◆ **SOURCE EXCERPT**:
This is the mail archive of the
gcc-patches@gcc.gnu.org
mailing list for the GCC project.
Re: [PATCH, AArch64] atomics: prefetch the destination for write prior to ldxr/stxr loops
- From: Andrew Pinski <pinskia at gmail dot com>
- To: "Yangfei (Felix)" <felix dot yang at huawei dot com>
- Cc: "gcc-patches at gcc dot gnu dot org" <gcc-patches at gcc dot gnu dot org>
- Date: Mon, 7 Mar 2016 22:54:25 -0800
- Subject: Re: [PATCH, AArch64] atomics: prefetch the destination for write prior to ldxr/stxr loops
- Authentication-results: sourceware.org; auth=none
- References: <DA41BE1DDCA941489001C7FBD7A8820E83858294 at szxema507-mbx dot china dot huawei dot com> <CA+=Sn1nED6fpgwCRt+rA8Rzy_zHnkb6+UuCEtxRT+qu8413qSQ at mail dot gmail dot com> <DA41BE1DDCA941489001C7FBD7A8820E838582C3 at szxema507-mbx dot china dot huawei dot com>
On Mon, Mar 7, 2016 at 8:12 PM, Yangfei (Felix) <felix.yang@huawei.com> wrote:
>> On Mon, Mar 7, 2016 at 7:27 PM, Yangfei (Felix) <felix.yang@huawei.com> wrote:
>> > Hi,
>> >
>> > As discussed in LKML:
>> http://lists.infradead.org/pipermail/linux-arm-kernel/2015-July/355996.html, the
>> cost of changing a cache line
>> > from shared to exclusive state can be significant on aarch64 cores,
>> especially when this is triggered by an exclusive store, since it may
>> > result in having to retry the transaction.
>> > This patch makes use of the "prfm PSTL1STRM" instruction to prefetch
>> cache lines for write prior to ldxr/stxr loops generated by the ll/sc atomic
>> routines.

◆ **MATERIAL**:
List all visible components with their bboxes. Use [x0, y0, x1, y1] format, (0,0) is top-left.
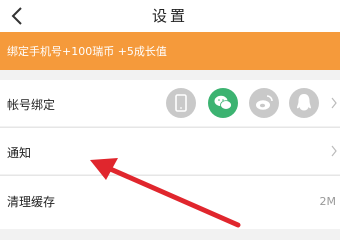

◆ **TASK INSTRUCTIONS**:
1. Decide whether each statement agrees with the atomics prefetch email. Answer yes or no for each, and quote the words of the email that settle it.
(a) The cache line issue had been discussed in LKML.
(b) Andrew Pinski's reply is dated Mon, 7 Mar 2016 22:54:25 -0800.
(c) The cost of moving a cache line to exclusive state is said to be minor on aarch64 cores.
2. Continue the atomics prefetch email from where it stops.
None of the data is needed here.

◆ **ANSWERS FOR THE TASKS**:
1.
(a) Yes: "As discussed in LKML"
(b) Yes: "Date: Mon, 7 Mar 2016 22:54:25 -0800"
(c) No: "can be significant on aarch64 cores"

2.
>> > Bootstrapped on AArch64 server, is it OK?
>>
>>
>> I don't think this is a good thing in general. For an example on ThunderX, the
>> prefetch just adds a cycle for no benefit. This really depends on the
>> micro-architecture of the core and how LDXR/STXR are
>> implemented. So after this patch, it will slow down ThunderX.
>>
>> Thanks,
>> Andrew Pinski
>>
>
> Hi Andrew,
>
> I am not quite clear about the ThunderX micro-arch. But, Yes, I agree it depends on the micro-architecture of the core.
> As the mentioned kernel patch is merged upstream, I think the added prefetch instruction in atomic routines is good for most of AArch64 cores in the market.
> If it does nothing good for ThunderX, then how about adding some checking here? I mean disabling the the generation of the prfm if we are tuning for ThunderX.
No it is not just not do any good, it actually causes worse
performance for ThunderX. How about only doing it for the
micro-architecture where it helps and also not do it for generic since
it hurts ThunderX so much.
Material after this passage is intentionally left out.